■ Task description ■
Will you give every entry again exactly as it stands?
=== Provided entries ===
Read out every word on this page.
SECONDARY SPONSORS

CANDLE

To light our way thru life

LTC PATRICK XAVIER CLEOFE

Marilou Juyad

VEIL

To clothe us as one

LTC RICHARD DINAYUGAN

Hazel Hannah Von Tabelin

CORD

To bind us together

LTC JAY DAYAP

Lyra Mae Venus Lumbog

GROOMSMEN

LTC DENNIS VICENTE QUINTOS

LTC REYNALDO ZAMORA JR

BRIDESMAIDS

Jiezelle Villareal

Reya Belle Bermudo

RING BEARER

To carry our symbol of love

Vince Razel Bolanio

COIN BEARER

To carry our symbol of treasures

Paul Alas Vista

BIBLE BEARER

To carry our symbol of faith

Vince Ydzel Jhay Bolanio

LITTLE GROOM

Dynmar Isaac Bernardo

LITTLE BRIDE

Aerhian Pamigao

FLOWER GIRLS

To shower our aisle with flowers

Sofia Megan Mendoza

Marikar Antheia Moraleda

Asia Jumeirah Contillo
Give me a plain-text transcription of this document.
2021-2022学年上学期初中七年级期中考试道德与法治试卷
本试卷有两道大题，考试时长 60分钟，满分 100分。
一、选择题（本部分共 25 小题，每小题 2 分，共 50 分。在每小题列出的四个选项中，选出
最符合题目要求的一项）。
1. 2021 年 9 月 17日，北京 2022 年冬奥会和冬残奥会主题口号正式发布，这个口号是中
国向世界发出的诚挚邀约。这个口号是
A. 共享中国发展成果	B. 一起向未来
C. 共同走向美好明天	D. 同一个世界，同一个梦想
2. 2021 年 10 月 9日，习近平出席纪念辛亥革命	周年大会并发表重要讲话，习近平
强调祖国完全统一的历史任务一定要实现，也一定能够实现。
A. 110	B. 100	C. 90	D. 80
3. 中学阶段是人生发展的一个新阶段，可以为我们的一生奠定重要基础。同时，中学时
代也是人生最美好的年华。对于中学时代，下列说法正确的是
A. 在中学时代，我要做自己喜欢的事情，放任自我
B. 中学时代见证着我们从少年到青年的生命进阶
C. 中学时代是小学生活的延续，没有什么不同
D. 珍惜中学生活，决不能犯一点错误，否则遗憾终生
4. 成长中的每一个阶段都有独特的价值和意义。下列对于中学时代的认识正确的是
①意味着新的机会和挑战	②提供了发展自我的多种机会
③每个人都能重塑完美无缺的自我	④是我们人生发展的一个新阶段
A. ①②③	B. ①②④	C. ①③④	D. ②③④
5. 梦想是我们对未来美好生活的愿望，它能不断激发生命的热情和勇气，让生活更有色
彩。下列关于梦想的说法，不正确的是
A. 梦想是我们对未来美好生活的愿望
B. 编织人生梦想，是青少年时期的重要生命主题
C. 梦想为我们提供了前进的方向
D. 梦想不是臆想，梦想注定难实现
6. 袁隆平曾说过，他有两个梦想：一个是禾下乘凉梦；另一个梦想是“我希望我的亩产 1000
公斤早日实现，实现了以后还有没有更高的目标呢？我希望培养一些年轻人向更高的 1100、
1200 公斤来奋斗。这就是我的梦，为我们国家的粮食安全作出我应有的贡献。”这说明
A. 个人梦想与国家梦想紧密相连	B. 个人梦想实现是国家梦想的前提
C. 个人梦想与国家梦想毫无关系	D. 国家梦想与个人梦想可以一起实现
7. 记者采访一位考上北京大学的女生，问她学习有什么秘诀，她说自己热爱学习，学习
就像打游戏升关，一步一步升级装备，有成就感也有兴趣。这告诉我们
===
■ Written solution ■
Read out every word on this page.
SECONDARY SPONSORS

CANDLE

To light our way thru life

LTC PATRICK XAVIER CLEOFE

Marilou Juyad

VEIL

To clothe us as one

LTC RICHARD DINAYUGAN

Hazel Hannah Von Tabelin

CORD

To bind us together

LTC JAY DAYAP

Lyra Mae Venus Lumbog

GROOMSMEN

LTC DENNIS VICENTE QUINTOS

LTC REYNALDO ZAMORA JR

BRIDESMAIDS

Jiezelle Villareal

Reya Belle Bermudo

RING BEARER

To carry our symbol of love

Vince Razel Bolanio

COIN BEARER

To carry our symbol of treasures

Paul Alas Vista

BIBLE BEARER

To carry our symbol of faith

Vince Ydzel Jhay Bolanio

LITTLE GROOM

Dynmar Isaac Bernardo

LITTLE BRIDE

Aerhian Pamigao

FLOWER GIRLS

To shower our aisle with flowers

Sofia Megan Mendoza

Marikar Antheia Moraleda

Asia Jumeirah Contillo
Give me a plain-text transcription of this document.
2021-2022学年上学期初中七年级期中考试道德与法治试卷
本试卷有两道大题，考试时长 60分钟，满分 100分。
一、选择题（本部分共 25 小题，每小题 2 分，共 50 分。在每小题列出的四个选项中，选出
最符合题目要求的一项）。
1. 2021 年 9 月 17日，北京 2022 年冬奥会和冬残奥会主题口号正式发布，这个口号是中
国向世界发出的诚挚邀约。这个口号是
A. 共享中国发展成果	B. 一起向未来
C. 共同走向美好明天	D. 同一个世界，同一个梦想
2. 2021 年 10 月 9日，习近平出席纪念辛亥革命	周年大会并发表重要讲话，习近平
强调祖国完全统一的历史任务一定要实现，也一定能够实现。
A. 110	B. 100	C. 90	D. 80
3. 中学阶段是人生发展的一个新阶段，可以为我们的一生奠定重要基础。同时，中学时
代也是人生最美好的年华。对于中学时代，下列说法正确的是
A. 在中学时代，我要做自己喜欢的事情，放任自我
B. 中学时代见证着我们从少年到青年的生命进阶
C. 中学时代是小学生活的延续，没有什么不同
D. 珍惜中学生活，决不能犯一点错误，否则遗憾终生
4. 成长中的每一个阶段都有独特的价值和意义。下列对于中学时代的认识正确的是
①意味着新的机会和挑战	②提供了发展自我的多种机会
③每个人都能重塑完美无缺的自我	④是我们人生发展的一个新阶段
A. ①②③	B. ①②④	C. ①③④	D. ②③④
5. 梦想是我们对未来美好生活的愿望，它能不断激发生命的热情和勇气，让生活更有色
彩。下列关于梦想的说法，不正确的是
A. 梦想是我们对未来美好生活的愿望
B. 编织人生梦想，是青少年时期的重要生命主题
C. 梦想为我们提供了前进的方向
D. 梦想不是臆想，梦想注定难实现
6. 袁隆平曾说过，他有两个梦想：一个是禾下乘凉梦；另一个梦想是“我希望我的亩产 1000
公斤早日实现，实现了以后还有没有更高的目标呢？我希望培养一些年轻人向更高的 1100、
1200 公斤来奋斗。这就是我的梦，为我们国家的粮食安全作出我应有的贡献。”这说明
A. 个人梦想与国家梦想紧密相连	B. 个人梦想实现是国家梦想的前提
C. 个人梦想与国家梦想毫无关系	D. 国家梦想与个人梦想可以一起实现
7. 记者采访一位考上北京大学的女生，问她学习有什么秘诀，她说自己热爱学习，学习
就像打游戏升关，一步一步升级装备，有成就感也有兴趣。这告诉我们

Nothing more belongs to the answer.